=== DATASET ===
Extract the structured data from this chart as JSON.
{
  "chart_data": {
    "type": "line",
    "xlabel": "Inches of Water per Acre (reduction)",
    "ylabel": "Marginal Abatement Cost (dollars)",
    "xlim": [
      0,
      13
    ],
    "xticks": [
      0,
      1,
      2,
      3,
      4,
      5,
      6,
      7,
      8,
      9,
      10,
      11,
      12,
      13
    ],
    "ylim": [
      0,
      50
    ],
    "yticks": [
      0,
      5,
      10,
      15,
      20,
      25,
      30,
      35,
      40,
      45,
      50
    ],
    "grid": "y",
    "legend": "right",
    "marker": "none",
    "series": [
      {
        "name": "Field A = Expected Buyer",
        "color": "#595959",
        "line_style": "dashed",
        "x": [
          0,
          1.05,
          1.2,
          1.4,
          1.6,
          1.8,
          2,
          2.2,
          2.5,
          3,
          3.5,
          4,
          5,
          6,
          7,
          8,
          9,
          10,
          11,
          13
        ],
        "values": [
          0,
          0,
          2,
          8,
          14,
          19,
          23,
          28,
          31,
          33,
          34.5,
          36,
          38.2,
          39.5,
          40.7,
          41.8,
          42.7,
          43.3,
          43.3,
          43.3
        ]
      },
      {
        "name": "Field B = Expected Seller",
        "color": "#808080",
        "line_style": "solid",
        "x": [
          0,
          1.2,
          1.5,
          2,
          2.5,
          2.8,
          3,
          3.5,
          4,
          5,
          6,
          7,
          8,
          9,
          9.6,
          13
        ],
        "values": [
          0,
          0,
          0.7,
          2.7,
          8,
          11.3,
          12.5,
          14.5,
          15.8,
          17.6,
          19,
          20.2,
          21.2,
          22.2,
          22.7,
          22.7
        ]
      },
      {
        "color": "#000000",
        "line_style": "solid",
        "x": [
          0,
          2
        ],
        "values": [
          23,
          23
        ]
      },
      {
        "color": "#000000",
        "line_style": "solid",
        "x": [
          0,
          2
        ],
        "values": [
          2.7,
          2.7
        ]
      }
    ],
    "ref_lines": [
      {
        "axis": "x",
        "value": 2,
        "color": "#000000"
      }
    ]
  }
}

=== AIM ===
Reproduce the entries above exactly.

=== RESULT BELOW ===
Extract the structured data from this chart as JSON.
{
  "chart_data": {
    "type": "line",
    "xlabel": "Inches of Water per Acre (reduction)",
    "ylabel": "Marginal Abatement Cost (dollars)",
    "xlim": [
      0,
      13
    ],
    "xticks": [
      0,
      1,
      2,
      3,
      4,
      5,
      6,
      7,
      8,
      9,
      10,
      11,
      12,
      13
    ],
    "ylim": [
      0,
      50
    ],
    "yticks": [
      0,
      5,
      10,
      15,
      20,
      25,
      30,
      35,
      40,
      45,
      50
    ],
    "grid": "y",
    "legend": "right",
    "marker": "none",
    "series": [
      {
        "name": "Field A = Expected Buyer",
        "color": "#595959",
        "line_style": "dashed",
        "x": [
          0,
          1.05,
          1.2,
          1.4,
          1.6,
          1.8,
          2,
          2.2,
          2.5,
          3,
          3.5,
          4,
          5,
          6,
          7,
          8,
          9,
          10,
          11,
          13
        ],
        "values": [
          0,
          0,
          2,
          8,
          14,
          19,
          23,
          28,
          31,
          33,
          34.5,
          36,
          38.2,
          39.5,
          40.7,
          41.8,
          42.7,
          43.3,
          43.3,
          43.3
        ]
      },
      {
        "name": "Field B = Expected Seller",
        "color": "#808080",
        "line_style": "solid",
        "x": [
          0,
          1.2,
          1.5,
          2,
          2.5,
          2.8,
          3,
          3.5,
          4,
          5,
          6,
          7,
          8,
          9,
          9.6,
          13
        ],
        "values": [
          0,
          0,
          0.7,
          2.7,
          8,
          11.3,
          12.5,
          14.5,
          15.8,
          17.6,
          19,
          20.2,
          21.2,
          22.2,
          22.7,
          22.7
        ]
      },
      {
        "color": "#000000",
        "line_style": "solid",
        "x": [
          0,
          2
        ],
        "values": [
          23,
          23
        ]
      },
      {
        "color": "#000000",
        "line_style": "solid",
        "x": [
          0,
          2
        ],
        "values": [
          2.7,
          2.7
        ]
      }
    ],
    "ref_lines": [
      {
        "axis": "x",
        "value": 2,
        "color": "#000000"
      }
    ]
  }
}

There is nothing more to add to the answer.